# [EXERCISE]
Transcribe the material exactly. Images do not belong in the copy.

# [DATA TO PROCESS]
▼

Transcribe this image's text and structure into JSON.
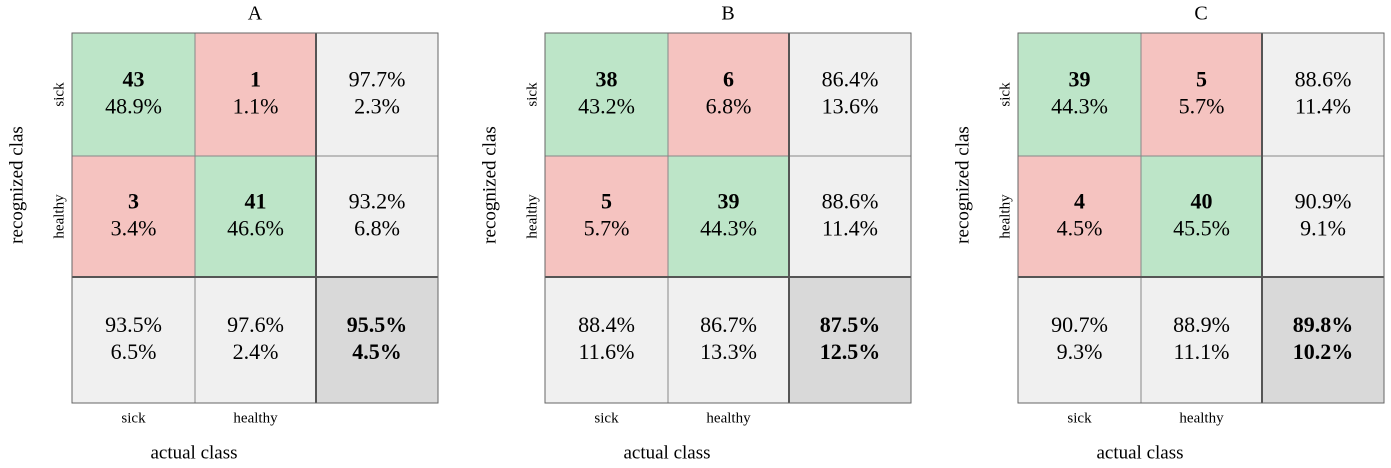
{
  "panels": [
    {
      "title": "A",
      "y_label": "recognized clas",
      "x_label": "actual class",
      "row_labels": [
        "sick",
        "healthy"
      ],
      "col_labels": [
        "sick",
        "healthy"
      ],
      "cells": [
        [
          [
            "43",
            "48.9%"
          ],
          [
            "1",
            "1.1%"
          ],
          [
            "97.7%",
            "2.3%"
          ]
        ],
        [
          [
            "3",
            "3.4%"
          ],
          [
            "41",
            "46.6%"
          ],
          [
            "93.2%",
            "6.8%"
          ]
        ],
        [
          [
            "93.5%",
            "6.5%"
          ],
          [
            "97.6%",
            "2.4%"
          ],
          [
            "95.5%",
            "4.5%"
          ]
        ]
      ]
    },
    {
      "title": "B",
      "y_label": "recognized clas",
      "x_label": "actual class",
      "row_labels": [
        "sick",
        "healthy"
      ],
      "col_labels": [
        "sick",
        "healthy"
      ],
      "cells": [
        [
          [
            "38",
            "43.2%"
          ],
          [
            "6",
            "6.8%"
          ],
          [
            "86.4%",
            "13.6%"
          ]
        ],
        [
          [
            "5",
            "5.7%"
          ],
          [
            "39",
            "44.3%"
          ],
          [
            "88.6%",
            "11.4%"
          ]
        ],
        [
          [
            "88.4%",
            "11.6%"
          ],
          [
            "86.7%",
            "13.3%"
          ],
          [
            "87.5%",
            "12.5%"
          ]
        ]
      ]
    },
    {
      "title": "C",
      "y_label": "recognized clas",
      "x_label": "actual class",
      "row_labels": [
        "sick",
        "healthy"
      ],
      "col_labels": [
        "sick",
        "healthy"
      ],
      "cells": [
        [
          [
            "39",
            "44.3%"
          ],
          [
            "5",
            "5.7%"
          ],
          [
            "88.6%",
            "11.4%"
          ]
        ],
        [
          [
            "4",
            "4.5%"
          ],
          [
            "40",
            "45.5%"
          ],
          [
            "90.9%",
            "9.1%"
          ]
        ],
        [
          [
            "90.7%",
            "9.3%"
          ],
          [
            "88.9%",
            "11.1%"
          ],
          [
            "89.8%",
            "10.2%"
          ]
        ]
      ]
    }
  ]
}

▲

# [ANSWER TO THE PROBLEM]
Transcribe this image's text and structure into JSON.
{
  "panels": [
    {
      "title": "A",
      "y_label": "recognized clas",
      "x_label": "actual class",
      "row_labels": [
        "sick",
        "healthy"
      ],
      "col_labels": [
        "sick",
        "healthy"
      ],
      "cells": [
        [
          [
            "43",
            "48.9%"
          ],
          [
            "1",
            "1.1%"
          ],
          [
            "97.7%",
            "2.3%"
          ]
        ],
        [
          [
            "3",
            "3.4%"
          ],
          [
            "41",
            "46.6%"
          ],
          [
            "93.2%",
            "6.8%"
          ]
        ],
        [
          [
            "93.5%",
            "6.5%"
          ],
          [
            "97.6%",
            "2.4%"
          ],
          [
            "95.5%",
            "4.5%"
          ]
        ]
      ]
    },
    {
      "title": "B",
      "y_label": "recognized clas",
      "x_label": "actual class",
      "row_labels": [
        "sick",
        "healthy"
      ],
      "col_labels": [
        "sick",
        "healthy"
      ],
      "cells": [
        [
          [
            "38",
            "43.2%"
          ],
          [
            "6",
            "6.8%"
          ],
          [
            "86.4%",
            "13.6%"
          ]
        ],
        [
          [
            "5",
            "5.7%"
          ],
          [
            "39",
            "44.3%"
          ],
          [
            "88.6%",
            "11.4%"
          ]
        ],
        [
          [
            "88.4%",
            "11.6%"
          ],
          [
            "86.7%",
            "13.3%"
          ],
          [
            "87.5%",
            "12.5%"
          ]
        ]
      ]
    },
    {
      "title": "C",
      "y_label": "recognized clas",
      "x_label": "actual class",
      "row_labels": [
        "sick",
        "healthy"
      ],
      "col_labels": [
        "sick",
        "healthy"
      ],
      "cells": [
        [
          [
            "39",
            "44.3%"
          ],
          [
            "5",
            "5.7%"
          ],
          [
            "88.6%",
            "11.4%"
          ]
        ],
        [
          [
            "4",
            "4.5%"
          ],
          [
            "40",
            "45.5%"
          ],
          [
            "90.9%",
            "9.1%"
          ]
        ],
        [
          [
            "90.7%",
            "9.3%"
          ],
          [
            "88.9%",
            "11.1%"
          ],
          [
            "89.8%",
            "10.2%"
          ]
        ]
      ]
    }
  ]
}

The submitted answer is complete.